* **Task to carry out**: Copy out all of the material exactly.

* **Given information**:
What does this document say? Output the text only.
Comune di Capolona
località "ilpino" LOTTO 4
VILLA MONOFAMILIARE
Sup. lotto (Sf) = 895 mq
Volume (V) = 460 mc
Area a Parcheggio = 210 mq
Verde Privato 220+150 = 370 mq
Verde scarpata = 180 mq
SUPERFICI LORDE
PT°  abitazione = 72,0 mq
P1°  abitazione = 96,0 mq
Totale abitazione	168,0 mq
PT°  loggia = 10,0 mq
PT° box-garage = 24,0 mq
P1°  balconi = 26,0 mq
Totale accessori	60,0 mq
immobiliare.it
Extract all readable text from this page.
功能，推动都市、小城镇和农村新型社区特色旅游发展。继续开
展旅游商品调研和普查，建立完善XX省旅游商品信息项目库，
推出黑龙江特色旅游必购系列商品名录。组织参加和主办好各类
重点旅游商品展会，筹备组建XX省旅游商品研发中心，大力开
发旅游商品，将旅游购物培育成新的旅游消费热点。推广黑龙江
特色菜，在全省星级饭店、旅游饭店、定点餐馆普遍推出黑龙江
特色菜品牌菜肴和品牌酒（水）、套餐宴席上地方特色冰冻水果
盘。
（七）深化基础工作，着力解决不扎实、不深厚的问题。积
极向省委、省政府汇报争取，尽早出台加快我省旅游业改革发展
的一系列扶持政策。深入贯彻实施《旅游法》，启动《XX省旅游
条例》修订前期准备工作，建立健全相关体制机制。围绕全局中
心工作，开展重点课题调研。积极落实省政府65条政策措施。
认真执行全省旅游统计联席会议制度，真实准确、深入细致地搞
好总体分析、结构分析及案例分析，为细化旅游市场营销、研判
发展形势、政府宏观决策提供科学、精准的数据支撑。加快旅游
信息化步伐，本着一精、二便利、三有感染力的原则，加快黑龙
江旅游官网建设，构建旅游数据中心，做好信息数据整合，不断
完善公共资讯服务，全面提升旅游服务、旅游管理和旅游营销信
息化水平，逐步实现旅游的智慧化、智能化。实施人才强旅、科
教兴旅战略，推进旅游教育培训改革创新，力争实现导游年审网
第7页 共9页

* **Solution for this task**:
What does this document say? Output the text only.
Comune di Capolona
località "ilpino" LOTTO 4
VILLA MONOFAMILIARE
Sup. lotto (Sf) = 895 mq
Volume (V) = 460 mc
Area a Parcheggio = 210 mq
Verde Privato 220+150 = 370 mq
Verde scarpata = 180 mq
SUPERFICI LORDE
PT°  abitazione = 72,0 mq
P1°  abitazione = 96,0 mq
Totale abitazione	168,0 mq
PT°  loggia = 10,0 mq
PT° box-garage = 24,0 mq
P1°  balconi = 26,0 mq
Totale accessori	60,0 mq
immobiliare.it
Extract all readable text from this page.
功能，推动都市、小城镇和农村新型社区特色旅游发展。继续开
展旅游商品调研和普查，建立完善XX省旅游商品信息项目库，
推出黑龙江特色旅游必购系列商品名录。组织参加和主办好各类
重点旅游商品展会，筹备组建XX省旅游商品研发中心，大力开
发旅游商品，将旅游购物培育成新的旅游消费热点。推广黑龙江
特色菜，在全省星级饭店、旅游饭店、定点餐馆普遍推出黑龙江
特色菜品牌菜肴和品牌酒（水）、套餐宴席上地方特色冰冻水果
盘。
（七）深化基础工作，着力解决不扎实、不深厚的问题。积
极向省委、省政府汇报争取，尽早出台加快我省旅游业改革发展
的一系列扶持政策。深入贯彻实施《旅游法》，启动《XX省旅游
条例》修订前期准备工作，建立健全相关体制机制。围绕全局中
心工作，开展重点课题调研。积极落实省政府65条政策措施。
认真执行全省旅游统计联席会议制度，真实准确、深入细致地搞
好总体分析、结构分析及案例分析，为细化旅游市场营销、研判
发展形势、政府宏观决策提供科学、精准的数据支撑。加快旅游
信息化步伐，本着一精、二便利、三有感染力的原则，加快黑龙
江旅游官网建设，构建旅游数据中心，做好信息数据整合，不断
完善公共资讯服务，全面提升旅游服务、旅游管理和旅游营销信
息化水平，逐步实现旅游的智慧化、智能化。实施人才强旅、科
教兴旅战略，推进旅游教育培训改革创新，力争实现导游年审网
第7页 共9页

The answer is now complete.